Return a copy of each line that holds the string "name".
┄┄┄┄┄┄┄┄┄┄┄┄┄┄┄┄┄┄┄┄
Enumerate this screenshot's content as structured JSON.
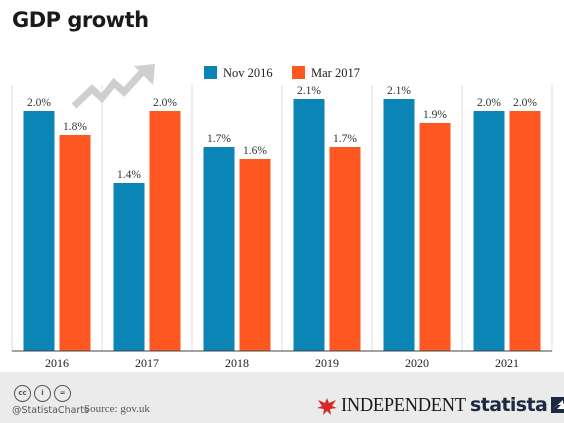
{
  "title": "GDP growth",
  "chart_data": {
    "type": "bar",
    "categories": [
      "2016",
      "2017",
      "2018",
      "2019",
      "2020",
      "2021"
    ],
    "series": [
      {
        "name": "Nov 2016",
        "color": "#0b84b6",
        "values": [
          2.0,
          1.4,
          1.7,
          2.1,
          2.1,
          2.0
        ],
        "labels": [
          "2.0%",
          "1.4%",
          "1.7%",
          "2.1%",
          "2.1%",
          "2.0%"
        ]
      },
      {
        "name": "Mar 2017",
        "color": "#fe5722",
        "values": [
          1.8,
          2.0,
          1.6,
          1.7,
          1.9,
          2.0
        ],
        "labels": [
          "1.8%",
          "2.0%",
          "1.6%",
          "1.7%",
          "1.9%",
          "2.0%"
        ]
      }
    ],
    "ylim": [
      0,
      2.2
    ],
    "grid": true,
    "legend": "top-center"
  },
  "footer": {
    "cc_icons": [
      "cc-icon",
      "by-icon",
      "equals-icon"
    ],
    "cc_text": [
      "cc",
      "i",
      "="
    ],
    "handle": "@StatistaCharts",
    "source": "Source: gov.uk",
    "independent": "INDEPENDENT",
    "statista": "statista"
  }
}
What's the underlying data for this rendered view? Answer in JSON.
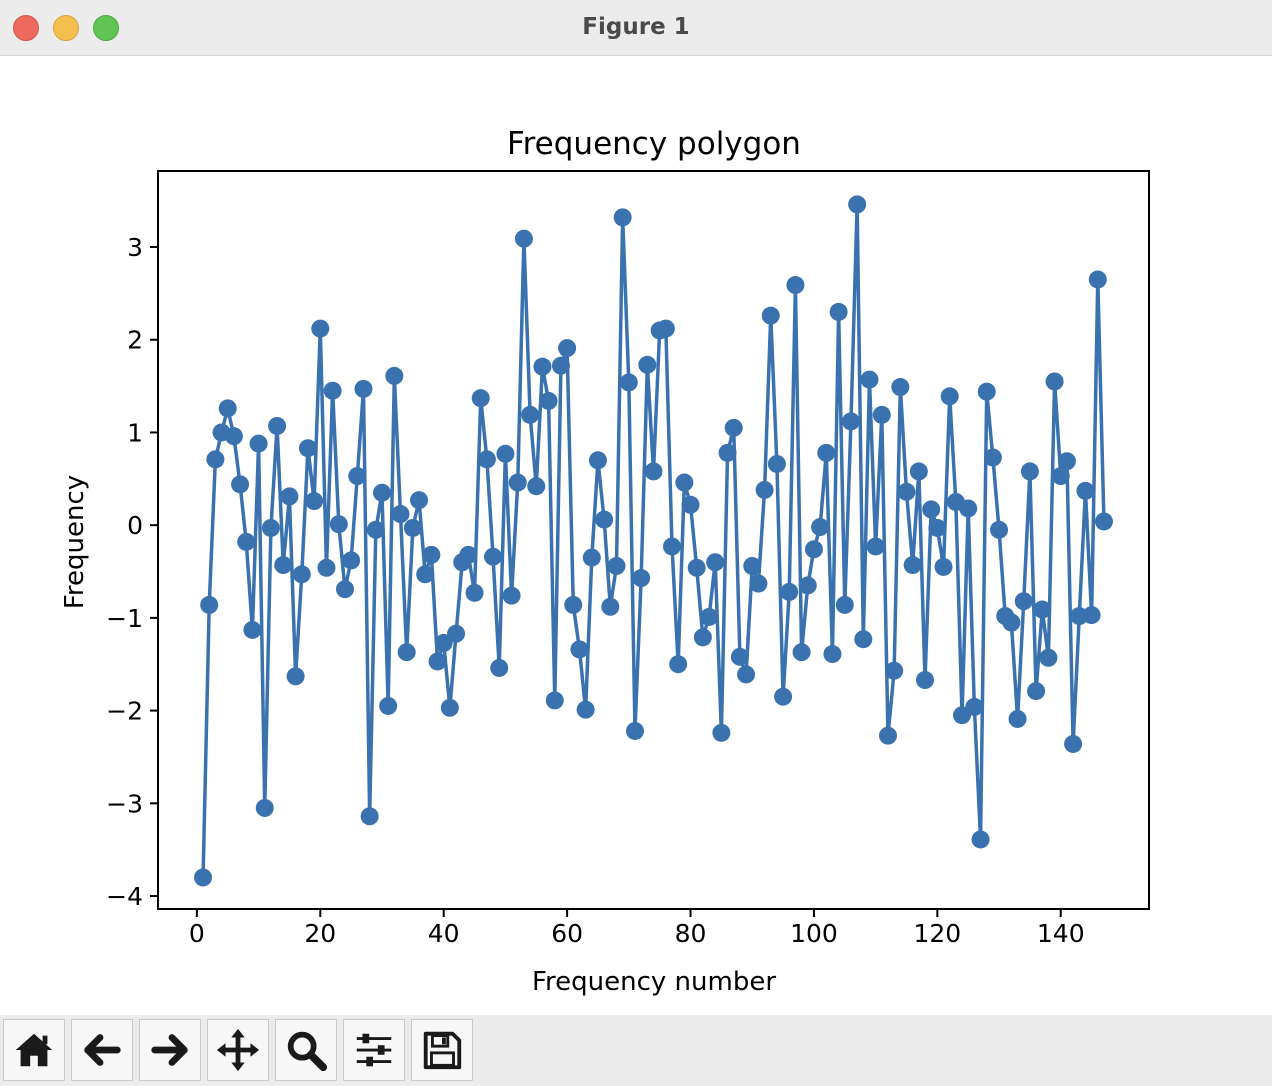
{
  "window": {
    "title": "Figure 1"
  },
  "toolbar": {
    "buttons": [
      {
        "name": "home-button",
        "icon": "home-icon"
      },
      {
        "name": "back-button",
        "icon": "arrow-left-icon"
      },
      {
        "name": "forward-button",
        "icon": "arrow-right-icon"
      },
      {
        "name": "pan-button",
        "icon": "move-icon"
      },
      {
        "name": "zoom-button",
        "icon": "magnifier-icon"
      },
      {
        "name": "configure-subplots-button",
        "icon": "sliders-icon"
      },
      {
        "name": "save-button",
        "icon": "floppy-disk-icon"
      }
    ]
  },
  "chart_data": {
    "type": "line",
    "title": "Frequency polygon",
    "xlabel": "Frequency number",
    "ylabel": "Frequency",
    "xlim": [
      -6.3,
      154.3
    ],
    "ylim": [
      -4.14,
      3.82
    ],
    "xticks": [
      0,
      20,
      40,
      60,
      80,
      100,
      120,
      140
    ],
    "yticks": [
      -4,
      -3,
      -2,
      -1,
      0,
      1,
      2,
      3
    ],
    "xtick_labels": [
      "0",
      "20",
      "40",
      "60",
      "80",
      "100",
      "120",
      "140"
    ],
    "ytick_labels": [
      "−4",
      "−3",
      "−2",
      "−1",
      "0",
      "1",
      "2",
      "3"
    ],
    "color": "#3a72b0",
    "marker": "circle",
    "grid": false,
    "legend": "none",
    "x_start": 1,
    "values": [
      -3.8,
      -0.86,
      0.71,
      1.0,
      1.26,
      0.96,
      0.44,
      -0.18,
      -1.13,
      0.88,
      -3.05,
      -0.03,
      1.07,
      -0.43,
      0.31,
      -1.63,
      -0.53,
      0.83,
      0.26,
      2.12,
      -0.46,
      1.45,
      0.01,
      -0.69,
      -0.38,
      0.53,
      1.47,
      -3.14,
      -0.05,
      0.35,
      -1.95,
      1.61,
      0.12,
      -1.37,
      -0.03,
      0.27,
      -0.53,
      -0.32,
      -1.47,
      -1.27,
      -1.97,
      -1.17,
      -0.4,
      -0.32,
      -0.73,
      1.37,
      0.71,
      -0.34,
      -1.54,
      0.77,
      -0.76,
      0.46,
      3.09,
      1.19,
      0.42,
      1.71,
      1.34,
      -1.89,
      1.72,
      1.91,
      -0.86,
      -1.34,
      -1.99,
      -0.35,
      0.7,
      0.06,
      -0.88,
      -0.44,
      3.32,
      1.54,
      -2.22,
      -0.57,
      1.73,
      0.58,
      2.1,
      2.12,
      -0.23,
      -1.5,
      0.46,
      0.22,
      -0.46,
      -1.21,
      -0.99,
      -0.4,
      -2.24,
      0.78,
      1.05,
      -1.42,
      -1.61,
      -0.44,
      -0.63,
      0.38,
      2.26,
      0.66,
      -1.85,
      -0.72,
      2.59,
      -1.37,
      -0.65,
      -0.26,
      -0.02,
      0.78,
      -1.39,
      2.3,
      -0.86,
      1.12,
      3.46,
      -1.23,
      1.57,
      -0.23,
      1.19,
      -2.27,
      -1.57,
      1.49,
      0.36,
      -0.43,
      0.58,
      -1.67,
      0.17,
      -0.03,
      -0.45,
      1.39,
      0.25,
      -2.05,
      0.18,
      -1.96,
      -3.39,
      1.44,
      0.73,
      -0.05,
      -0.98,
      -1.05,
      -2.09,
      -0.82,
      0.58,
      -1.79,
      -0.91,
      -1.43,
      1.55,
      0.53,
      0.69,
      -2.36,
      -0.98,
      0.37,
      -0.97,
      2.65,
      0.04
    ]
  }
}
┄┄┄┄┄┄┄┄┄┄┄┄┄┄┄┄┄┄┄┄
## Answer to the task
        "name": "Nov 2016",
        "name": "Mar 2017",
        "name": "home-button",
        "name": "back-button",
        "name": "forward-button",
        "name": "pan-button",
        "name": "zoom-button",
        "name": "configure-subplots-button",
        "name": "save-button",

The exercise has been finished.